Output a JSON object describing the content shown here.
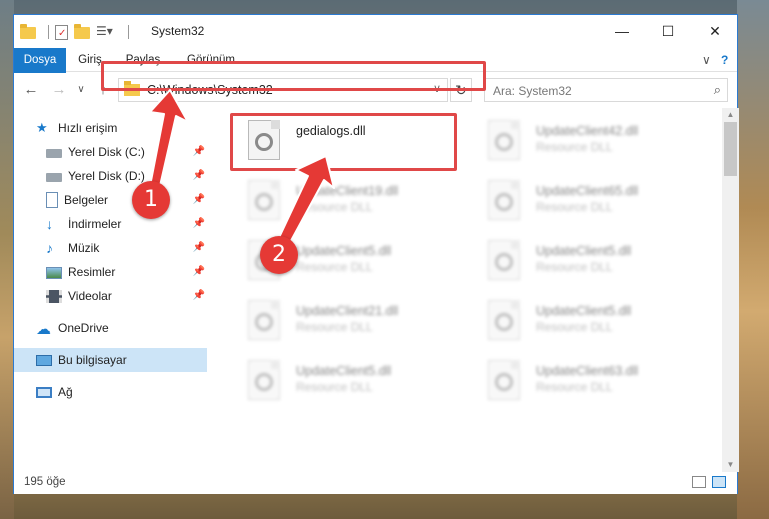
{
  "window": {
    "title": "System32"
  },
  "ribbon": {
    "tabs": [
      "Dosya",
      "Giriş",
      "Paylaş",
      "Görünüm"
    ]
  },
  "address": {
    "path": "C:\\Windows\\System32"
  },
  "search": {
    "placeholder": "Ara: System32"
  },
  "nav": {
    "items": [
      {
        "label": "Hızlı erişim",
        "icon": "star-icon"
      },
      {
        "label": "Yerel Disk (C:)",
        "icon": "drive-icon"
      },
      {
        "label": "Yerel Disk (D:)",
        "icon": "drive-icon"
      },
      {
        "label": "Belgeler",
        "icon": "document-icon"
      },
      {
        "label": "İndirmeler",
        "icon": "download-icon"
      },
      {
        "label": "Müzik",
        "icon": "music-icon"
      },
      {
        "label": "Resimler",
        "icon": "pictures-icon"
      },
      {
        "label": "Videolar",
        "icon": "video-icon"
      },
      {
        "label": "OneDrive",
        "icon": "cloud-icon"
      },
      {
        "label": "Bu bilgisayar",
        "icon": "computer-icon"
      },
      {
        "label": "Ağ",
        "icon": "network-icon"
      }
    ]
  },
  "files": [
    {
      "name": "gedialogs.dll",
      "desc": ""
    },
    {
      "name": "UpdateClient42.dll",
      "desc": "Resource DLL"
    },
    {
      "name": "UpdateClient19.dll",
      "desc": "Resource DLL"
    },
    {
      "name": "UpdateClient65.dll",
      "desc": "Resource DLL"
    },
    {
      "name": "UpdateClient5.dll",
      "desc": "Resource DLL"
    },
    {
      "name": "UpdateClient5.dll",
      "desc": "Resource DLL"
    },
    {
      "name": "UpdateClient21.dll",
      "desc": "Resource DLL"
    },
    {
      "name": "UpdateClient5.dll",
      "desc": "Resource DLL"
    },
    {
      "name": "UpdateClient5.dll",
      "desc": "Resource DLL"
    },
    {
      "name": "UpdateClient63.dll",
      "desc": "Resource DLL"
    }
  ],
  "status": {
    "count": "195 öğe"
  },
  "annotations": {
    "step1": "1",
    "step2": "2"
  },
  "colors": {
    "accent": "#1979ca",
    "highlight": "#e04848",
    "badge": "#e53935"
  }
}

* * *

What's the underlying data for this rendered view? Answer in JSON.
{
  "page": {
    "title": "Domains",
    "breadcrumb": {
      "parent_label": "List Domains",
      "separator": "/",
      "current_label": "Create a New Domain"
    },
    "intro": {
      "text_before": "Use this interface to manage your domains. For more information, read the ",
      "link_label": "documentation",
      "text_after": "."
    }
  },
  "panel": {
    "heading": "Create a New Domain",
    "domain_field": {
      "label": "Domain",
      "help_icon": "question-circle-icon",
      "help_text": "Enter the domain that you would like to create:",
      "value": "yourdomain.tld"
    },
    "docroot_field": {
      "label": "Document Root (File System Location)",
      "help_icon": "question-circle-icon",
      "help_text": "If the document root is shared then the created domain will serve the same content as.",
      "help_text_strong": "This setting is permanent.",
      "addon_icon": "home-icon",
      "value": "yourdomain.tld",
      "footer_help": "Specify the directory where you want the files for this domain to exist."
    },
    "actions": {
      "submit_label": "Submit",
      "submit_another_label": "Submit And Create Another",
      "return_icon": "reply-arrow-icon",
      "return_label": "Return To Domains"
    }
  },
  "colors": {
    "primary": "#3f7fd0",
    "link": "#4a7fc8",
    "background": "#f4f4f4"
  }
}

■ EXERCISE BRIEF ■
Track down all lines above with the string "Disk" and copy them.

■ OUTPUT FOR THIS TASK ■
        "label": "Yerel Disk (C:)",
        "label": "Yerel Disk (D:)",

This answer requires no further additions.